_Set task:_ Determine the count of lines holding "ylabel" and give that count alone.

_Some records:_
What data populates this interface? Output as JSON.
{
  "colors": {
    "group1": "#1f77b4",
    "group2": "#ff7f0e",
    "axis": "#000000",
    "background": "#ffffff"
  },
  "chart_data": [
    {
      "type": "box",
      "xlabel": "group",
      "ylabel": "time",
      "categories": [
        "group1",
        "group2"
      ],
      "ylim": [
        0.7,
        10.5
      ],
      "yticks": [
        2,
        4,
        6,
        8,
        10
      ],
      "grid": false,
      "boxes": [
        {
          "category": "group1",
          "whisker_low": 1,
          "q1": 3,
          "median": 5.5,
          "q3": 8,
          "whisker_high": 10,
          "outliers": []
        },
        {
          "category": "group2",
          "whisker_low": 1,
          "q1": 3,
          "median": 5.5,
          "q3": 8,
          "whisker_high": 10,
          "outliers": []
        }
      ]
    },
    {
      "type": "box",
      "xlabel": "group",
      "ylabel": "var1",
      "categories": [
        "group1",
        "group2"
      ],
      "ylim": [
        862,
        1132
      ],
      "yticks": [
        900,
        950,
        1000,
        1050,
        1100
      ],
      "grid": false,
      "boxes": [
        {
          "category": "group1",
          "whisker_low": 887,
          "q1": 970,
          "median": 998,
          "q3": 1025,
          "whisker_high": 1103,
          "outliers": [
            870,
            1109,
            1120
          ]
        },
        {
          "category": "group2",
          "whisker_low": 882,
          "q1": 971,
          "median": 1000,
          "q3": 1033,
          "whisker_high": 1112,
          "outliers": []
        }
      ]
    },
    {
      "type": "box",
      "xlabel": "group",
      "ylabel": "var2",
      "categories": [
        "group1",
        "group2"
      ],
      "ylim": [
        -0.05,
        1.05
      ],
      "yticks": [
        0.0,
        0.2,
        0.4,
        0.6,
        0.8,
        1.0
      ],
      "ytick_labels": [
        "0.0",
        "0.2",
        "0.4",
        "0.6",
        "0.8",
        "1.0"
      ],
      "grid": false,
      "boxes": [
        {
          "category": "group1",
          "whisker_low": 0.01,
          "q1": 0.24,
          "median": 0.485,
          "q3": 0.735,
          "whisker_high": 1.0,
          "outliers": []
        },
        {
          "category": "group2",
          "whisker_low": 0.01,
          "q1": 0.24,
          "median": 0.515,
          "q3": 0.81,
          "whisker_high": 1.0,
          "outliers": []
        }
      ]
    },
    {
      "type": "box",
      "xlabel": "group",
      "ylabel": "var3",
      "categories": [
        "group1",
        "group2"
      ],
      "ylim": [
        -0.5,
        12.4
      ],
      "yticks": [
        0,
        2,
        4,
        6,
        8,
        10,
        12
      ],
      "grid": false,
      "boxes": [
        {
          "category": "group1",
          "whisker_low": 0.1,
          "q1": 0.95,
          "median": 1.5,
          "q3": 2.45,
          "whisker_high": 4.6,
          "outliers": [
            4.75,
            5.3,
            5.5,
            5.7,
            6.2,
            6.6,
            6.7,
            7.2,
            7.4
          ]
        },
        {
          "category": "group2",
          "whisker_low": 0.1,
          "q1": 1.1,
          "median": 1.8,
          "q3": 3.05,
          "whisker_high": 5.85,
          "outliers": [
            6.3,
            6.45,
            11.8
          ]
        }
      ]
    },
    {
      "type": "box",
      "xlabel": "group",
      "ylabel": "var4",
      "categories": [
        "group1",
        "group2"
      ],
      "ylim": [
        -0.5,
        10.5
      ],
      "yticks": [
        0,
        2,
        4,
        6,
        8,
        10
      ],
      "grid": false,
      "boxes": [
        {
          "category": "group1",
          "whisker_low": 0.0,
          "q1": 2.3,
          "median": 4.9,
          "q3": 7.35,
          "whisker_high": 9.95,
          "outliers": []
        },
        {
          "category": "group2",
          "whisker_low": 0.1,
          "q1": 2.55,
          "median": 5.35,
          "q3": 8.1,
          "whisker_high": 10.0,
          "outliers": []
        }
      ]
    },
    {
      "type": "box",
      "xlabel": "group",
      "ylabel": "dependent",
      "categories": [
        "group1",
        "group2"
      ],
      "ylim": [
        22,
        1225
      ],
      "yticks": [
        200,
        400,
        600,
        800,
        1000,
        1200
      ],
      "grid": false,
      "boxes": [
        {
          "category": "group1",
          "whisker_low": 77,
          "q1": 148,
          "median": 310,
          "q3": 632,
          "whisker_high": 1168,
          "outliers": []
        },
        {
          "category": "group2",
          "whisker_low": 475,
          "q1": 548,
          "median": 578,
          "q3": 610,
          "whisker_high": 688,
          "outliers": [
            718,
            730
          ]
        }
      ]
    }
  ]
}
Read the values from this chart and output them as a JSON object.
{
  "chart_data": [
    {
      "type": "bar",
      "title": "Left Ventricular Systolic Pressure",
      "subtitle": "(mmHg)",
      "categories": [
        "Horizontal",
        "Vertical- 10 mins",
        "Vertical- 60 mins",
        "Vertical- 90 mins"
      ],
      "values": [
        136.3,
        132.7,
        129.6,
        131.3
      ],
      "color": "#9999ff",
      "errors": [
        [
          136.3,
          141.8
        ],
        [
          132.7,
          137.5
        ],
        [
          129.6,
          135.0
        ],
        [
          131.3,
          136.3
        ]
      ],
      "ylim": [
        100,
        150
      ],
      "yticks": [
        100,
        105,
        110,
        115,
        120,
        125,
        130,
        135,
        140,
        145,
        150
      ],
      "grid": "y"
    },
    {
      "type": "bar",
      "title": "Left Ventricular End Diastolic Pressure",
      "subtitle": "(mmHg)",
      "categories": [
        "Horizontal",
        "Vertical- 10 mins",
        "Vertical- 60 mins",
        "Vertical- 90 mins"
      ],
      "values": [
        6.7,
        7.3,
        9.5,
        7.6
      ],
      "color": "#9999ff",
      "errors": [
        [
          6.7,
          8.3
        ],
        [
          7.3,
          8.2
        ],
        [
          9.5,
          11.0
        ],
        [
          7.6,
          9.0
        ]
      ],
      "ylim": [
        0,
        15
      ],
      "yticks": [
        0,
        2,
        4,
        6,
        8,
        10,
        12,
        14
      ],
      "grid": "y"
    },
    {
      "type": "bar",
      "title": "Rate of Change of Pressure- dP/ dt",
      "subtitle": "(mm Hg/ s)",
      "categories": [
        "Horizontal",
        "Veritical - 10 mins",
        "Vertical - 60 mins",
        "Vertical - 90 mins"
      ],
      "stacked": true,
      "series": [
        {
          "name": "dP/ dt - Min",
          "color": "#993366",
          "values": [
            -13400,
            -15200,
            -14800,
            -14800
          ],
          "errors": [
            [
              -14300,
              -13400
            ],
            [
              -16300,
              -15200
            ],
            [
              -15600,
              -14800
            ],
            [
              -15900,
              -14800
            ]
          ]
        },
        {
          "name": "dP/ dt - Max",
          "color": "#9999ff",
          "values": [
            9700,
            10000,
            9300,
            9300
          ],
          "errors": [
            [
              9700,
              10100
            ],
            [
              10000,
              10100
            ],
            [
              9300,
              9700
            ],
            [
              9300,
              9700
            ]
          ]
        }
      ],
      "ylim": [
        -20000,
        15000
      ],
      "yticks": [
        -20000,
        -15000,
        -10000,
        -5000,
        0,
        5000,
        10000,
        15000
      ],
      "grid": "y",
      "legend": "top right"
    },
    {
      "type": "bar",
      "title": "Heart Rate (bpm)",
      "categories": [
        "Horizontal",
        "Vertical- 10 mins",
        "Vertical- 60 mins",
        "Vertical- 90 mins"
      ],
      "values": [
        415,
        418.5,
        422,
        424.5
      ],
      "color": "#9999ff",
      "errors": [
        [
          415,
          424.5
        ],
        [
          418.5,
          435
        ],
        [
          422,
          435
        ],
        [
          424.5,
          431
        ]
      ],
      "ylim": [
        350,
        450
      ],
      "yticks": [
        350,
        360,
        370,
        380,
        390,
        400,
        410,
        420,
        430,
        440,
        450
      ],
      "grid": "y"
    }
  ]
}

_Problem solution:_ 6